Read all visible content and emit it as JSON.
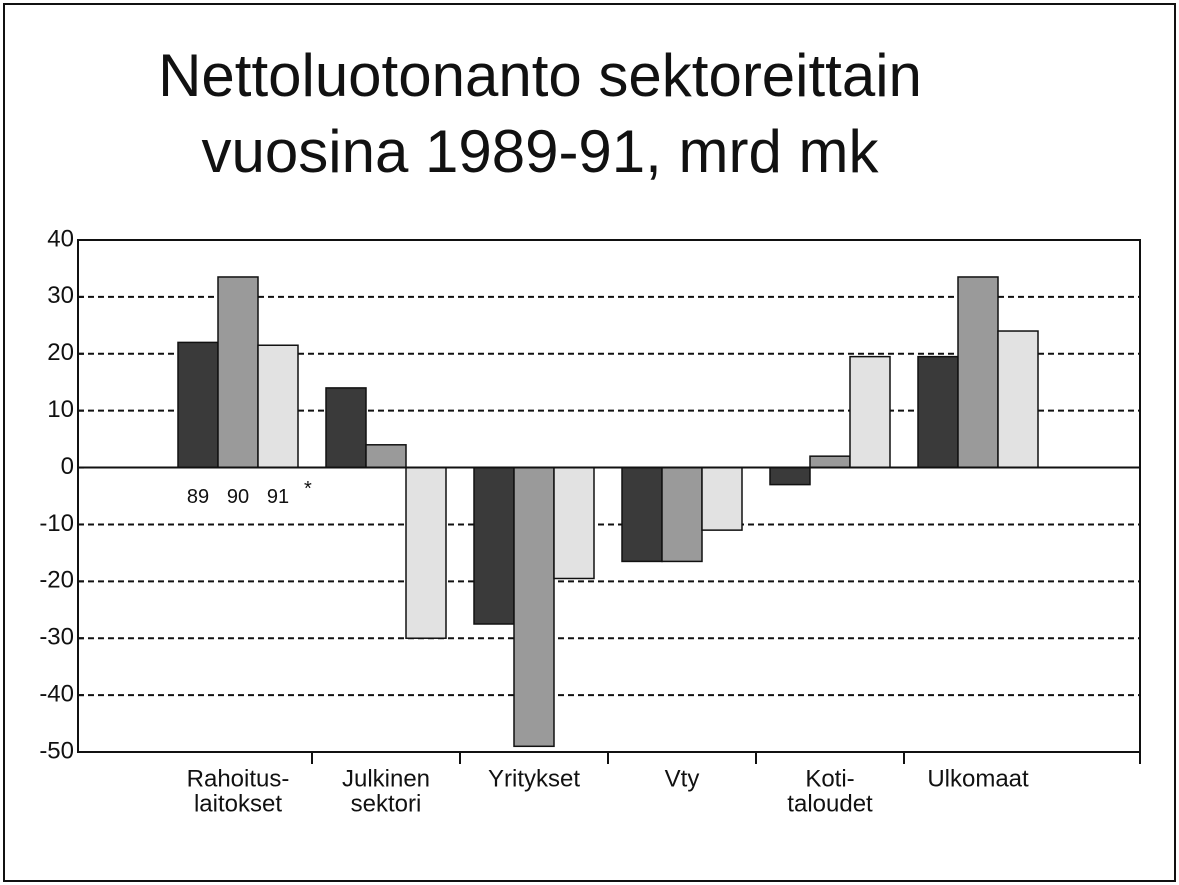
{
  "chart_data": {
    "type": "bar",
    "title": [
      "Nettoluotonanto sektoreittain",
      "vuosina 1989-91, mrd mk"
    ],
    "categories": [
      [
        "Rahoitus-",
        "laitokset"
      ],
      [
        "Julkinen",
        "sektori"
      ],
      [
        "Yritykset"
      ],
      [
        "Vty"
      ],
      [
        "Koti-",
        "taloudet"
      ],
      [
        "Ulkomaat"
      ]
    ],
    "series": [
      {
        "name": "89",
        "color": "#3a3a3a",
        "values": [
          22,
          14,
          -27.5,
          -16.5,
          -3,
          19.5
        ]
      },
      {
        "name": "90",
        "color": "#9a9a9a",
        "values": [
          33.5,
          4,
          -49,
          -16.5,
          2,
          33.5
        ]
      },
      {
        "name": "91",
        "color": "#e2e2e2",
        "values": [
          21.5,
          -30,
          -19.5,
          -11,
          19.5,
          24
        ]
      }
    ],
    "annotation": "*",
    "ylim": [
      -50,
      40
    ],
    "yticks": [
      -50,
      -40,
      -30,
      -20,
      -10,
      0,
      10,
      20,
      30,
      40
    ],
    "grid": true
  }
}
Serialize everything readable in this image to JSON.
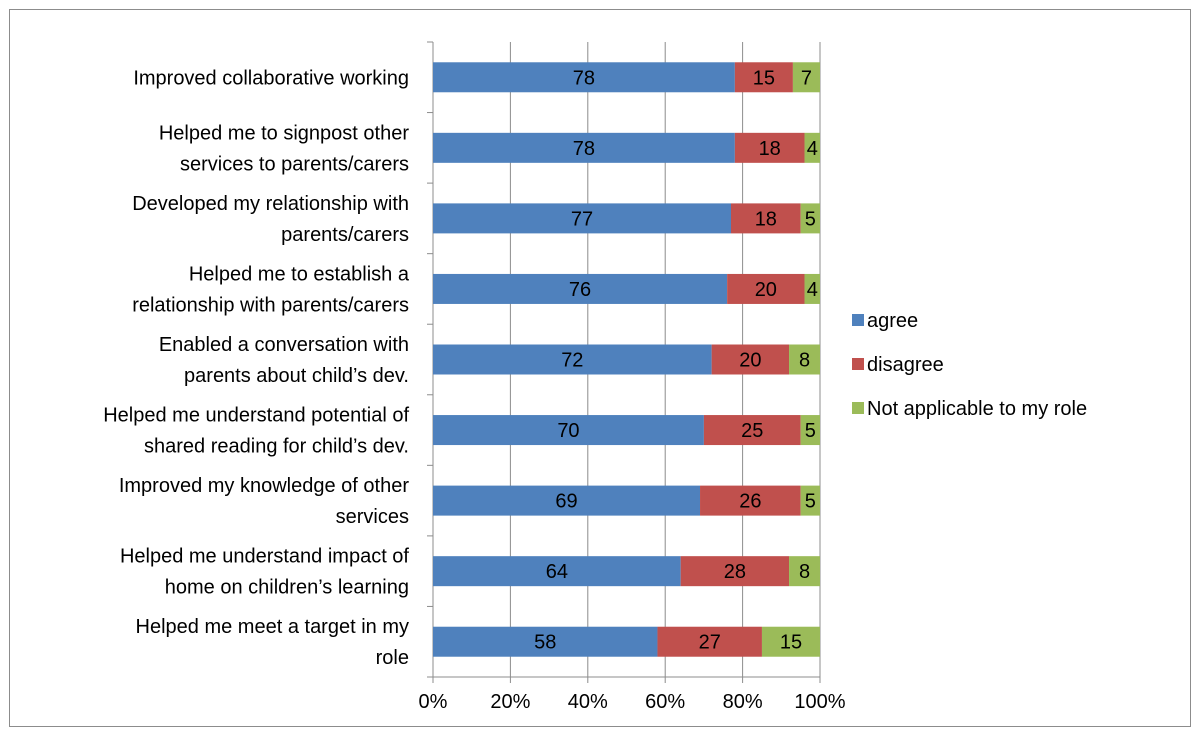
{
  "chart_data": {
    "type": "bar",
    "orientation": "horizontal",
    "stacked": "percent",
    "title": "",
    "xlabel": "",
    "ylabel": "",
    "xlim": [
      0,
      100
    ],
    "x_ticks": [
      "0%",
      "20%",
      "40%",
      "60%",
      "80%",
      "100%"
    ],
    "grid": "vertical",
    "legend_position": "right",
    "categories": [
      [
        "Improved collaborative working"
      ],
      [
        "Helped me to signpost other",
        "services to parents/carers"
      ],
      [
        "Developed my relationship with",
        "parents/carers"
      ],
      [
        "Helped me to establish a",
        "relationship with parents/carers"
      ],
      [
        "Enabled a conversation with",
        "parents about child’s dev."
      ],
      [
        "Helped me understand potential of",
        "shared reading for child’s dev."
      ],
      [
        "Improved my knowledge of other",
        "services"
      ],
      [
        "Helped me understand impact of",
        "home on children’s learning"
      ],
      [
        "Helped me meet a target in my",
        "role"
      ]
    ],
    "series": [
      {
        "name": "agree",
        "color": "#4f81bd",
        "values": [
          78,
          78,
          77,
          76,
          72,
          70,
          69,
          64,
          58
        ]
      },
      {
        "name": "disagree",
        "color": "#c0504d",
        "values": [
          15,
          18,
          18,
          20,
          20,
          25,
          26,
          28,
          27
        ]
      },
      {
        "name": "Not applicable to my role",
        "color": "#9bbb59",
        "values": [
          7,
          4,
          5,
          4,
          8,
          5,
          5,
          8,
          15
        ]
      }
    ]
  }
}
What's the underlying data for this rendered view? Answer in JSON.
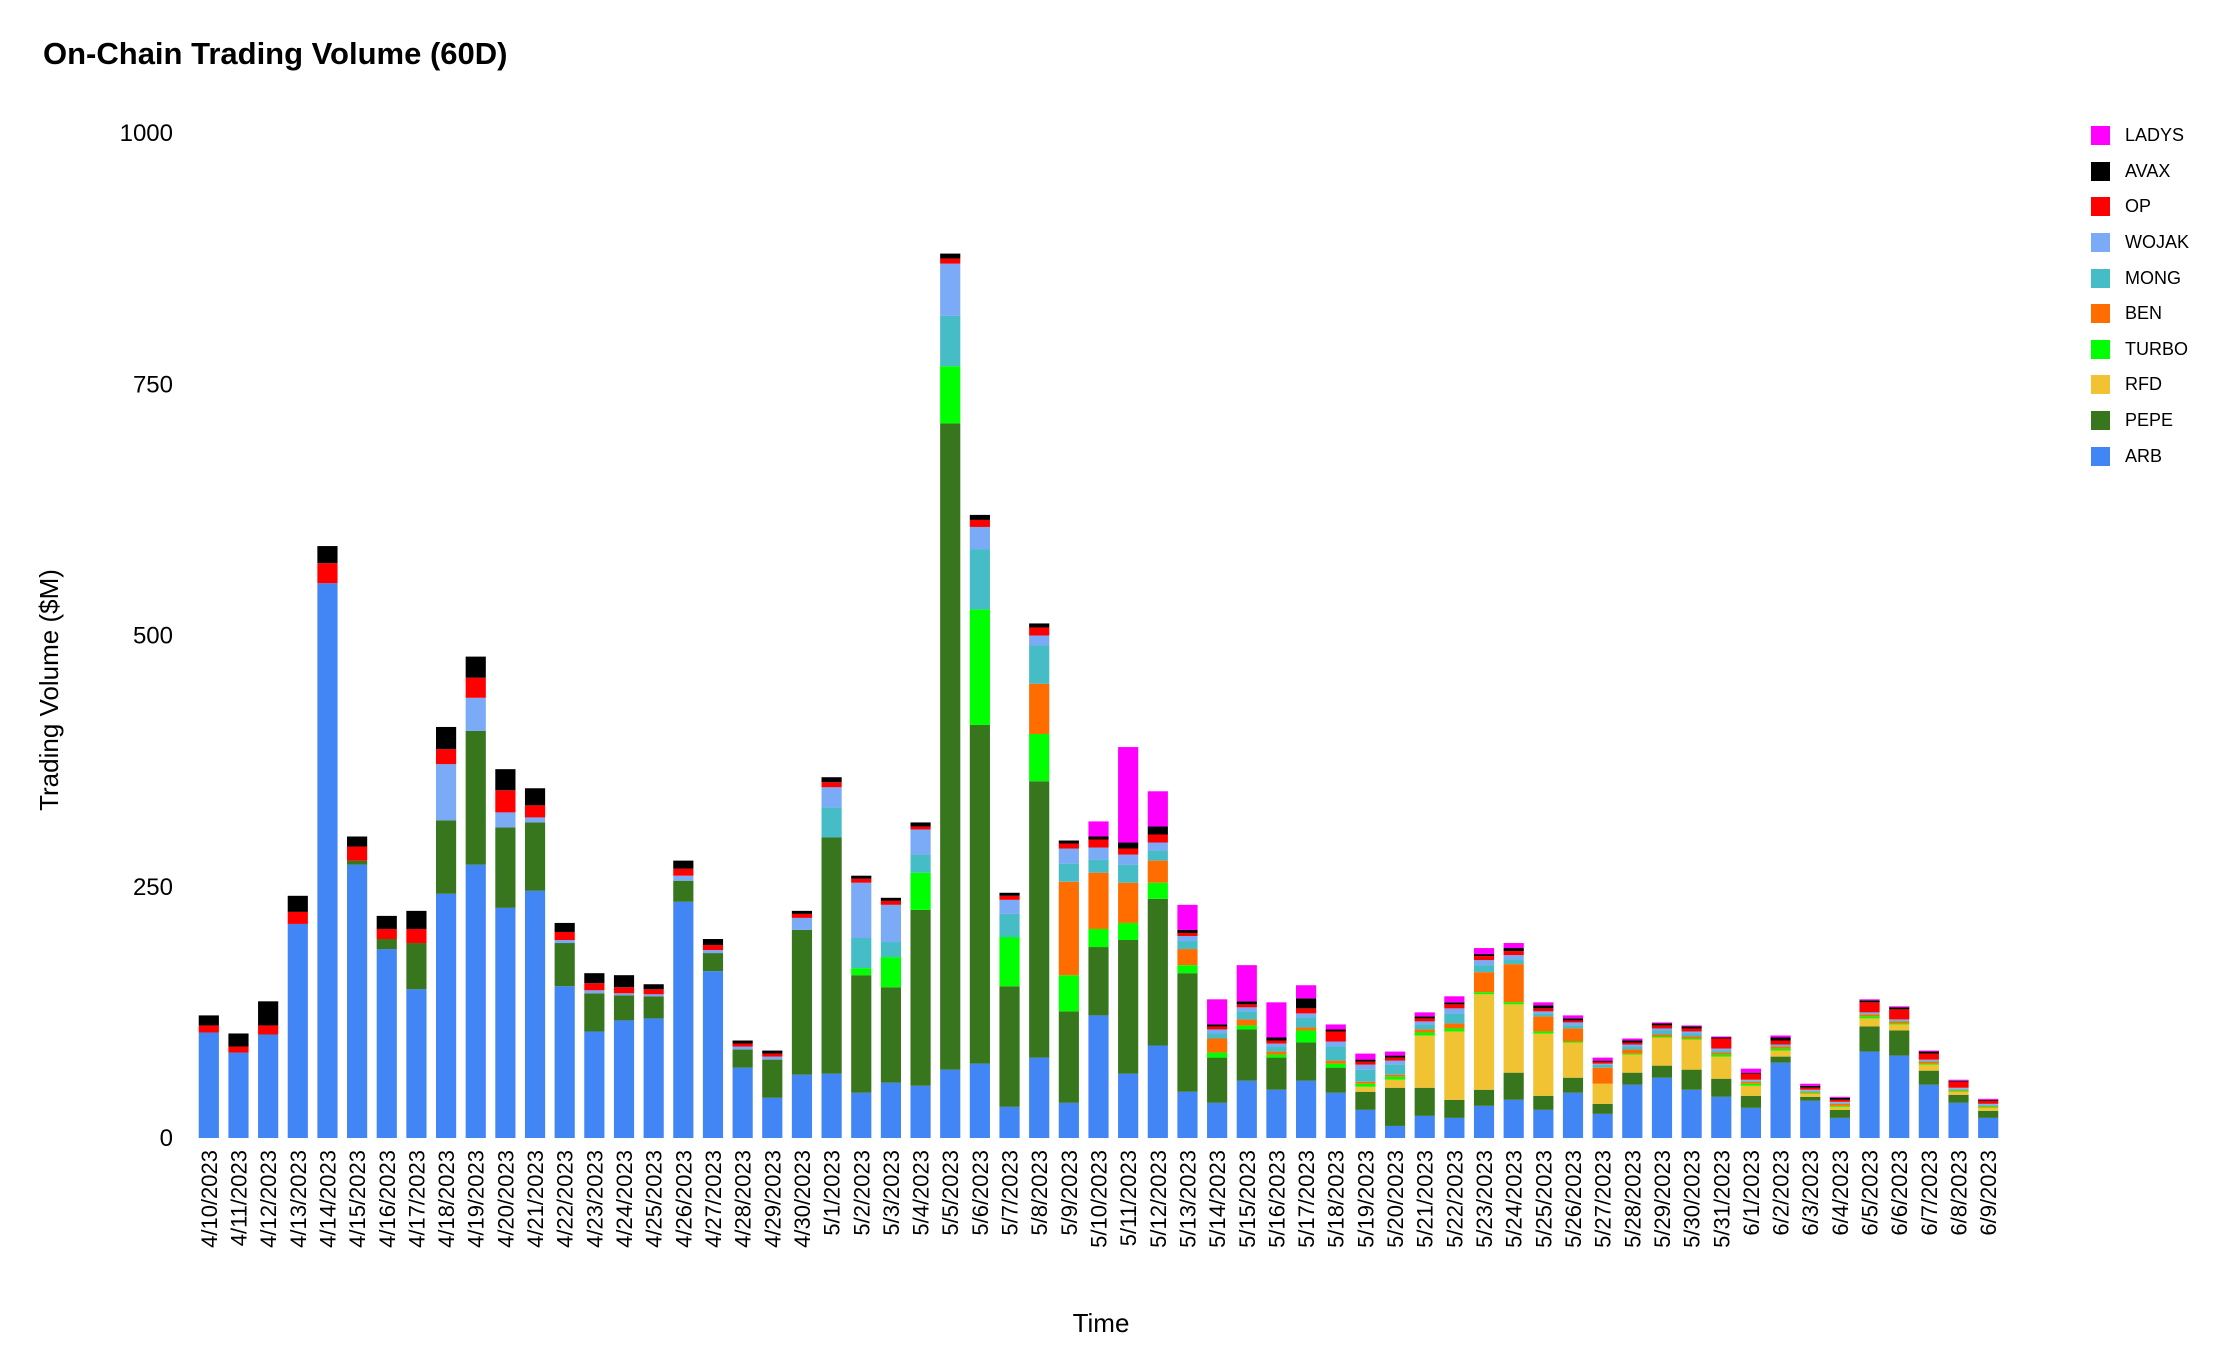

· · ·

Print all the records again exactly; do not include any picture.

### Task solution
Read all visible content and emit it as JSON.
{
  "chart_data": {
    "type": "bar",
    "title": [
      "Nettoluotonanto sektoreittain",
      "vuosina 1989-91, mrd mk"
    ],
    "categories": [
      [
        "Rahoitus-",
        "laitokset"
      ],
      [
        "Julkinen",
        "sektori"
      ],
      [
        "Yritykset"
      ],
      [
        "Vty"
      ],
      [
        "Koti-",
        "taloudet"
      ],
      [
        "Ulkomaat"
      ]
    ],
    "series": [
      {
        "name": "89",
        "color": "#3a3a3a",
        "values": [
          22,
          14,
          -27.5,
          -16.5,
          -3,
          19.5
        ]
      },
      {
        "name": "90",
        "color": "#9a9a9a",
        "values": [
          33.5,
          4,
          -49,
          -16.5,
          2,
          33.5
        ]
      },
      {
        "name": "91",
        "color": "#e2e2e2",
        "values": [
          21.5,
          -30,
          -19.5,
          -11,
          19.5,
          24
        ]
      }
    ],
    "annotation": "*",
    "ylim": [
      -50,
      40
    ],
    "yticks": [
      -50,
      -40,
      -30,
      -20,
      -10,
      0,
      10,
      20,
      30,
      40
    ],
    "grid": true
  }
}
Serialize everything readable in this image to JSON.
{
  "chart_data": {
    "type": "bar",
    "orientation": "horizontal",
    "stacked": "percent",
    "title": "",
    "xlabel": "",
    "ylabel": "",
    "xlim": [
      0,
      100
    ],
    "x_ticks": [
      "0%",
      "20%",
      "40%",
      "60%",
      "80%",
      "100%"
    ],
    "grid": "vertical",
    "legend_position": "right",
    "categories": [
      [
        "Improved collaborative working"
      ],
      [
        "Helped me to signpost other",
        "services to parents/carers"
      ],
      [
        "Developed my relationship with",
        "parents/carers"
      ],
      [
        "Helped me to establish a",
        "relationship with parents/carers"
      ],
      [
        "Enabled a conversation with",
        "parents about child’s dev."
      ],
      [
        "Helped me understand potential of",
        "shared reading for child’s dev."
      ],
      [
        "Improved my knowledge of other",
        "services"
      ],
      [
        "Helped me understand impact of",
        "home on children’s learning"
      ],
      [
        "Helped me meet a target in my",
        "role"
      ]
    ],
    "series": [
      {
        "name": "agree",
        "color": "#4f81bd",
        "values": [
          78,
          78,
          77,
          76,
          72,
          70,
          69,
          64,
          58
        ]
      },
      {
        "name": "disagree",
        "color": "#c0504d",
        "values": [
          15,
          18,
          18,
          20,
          20,
          25,
          26,
          28,
          27
        ]
      },
      {
        "name": "Not applicable to my role",
        "color": "#9bbb59",
        "values": [
          7,
          4,
          5,
          4,
          8,
          5,
          5,
          8,
          15
        ]
      }
    ]
  }
}
What's the underlying data for this rendered view? Answer in JSON.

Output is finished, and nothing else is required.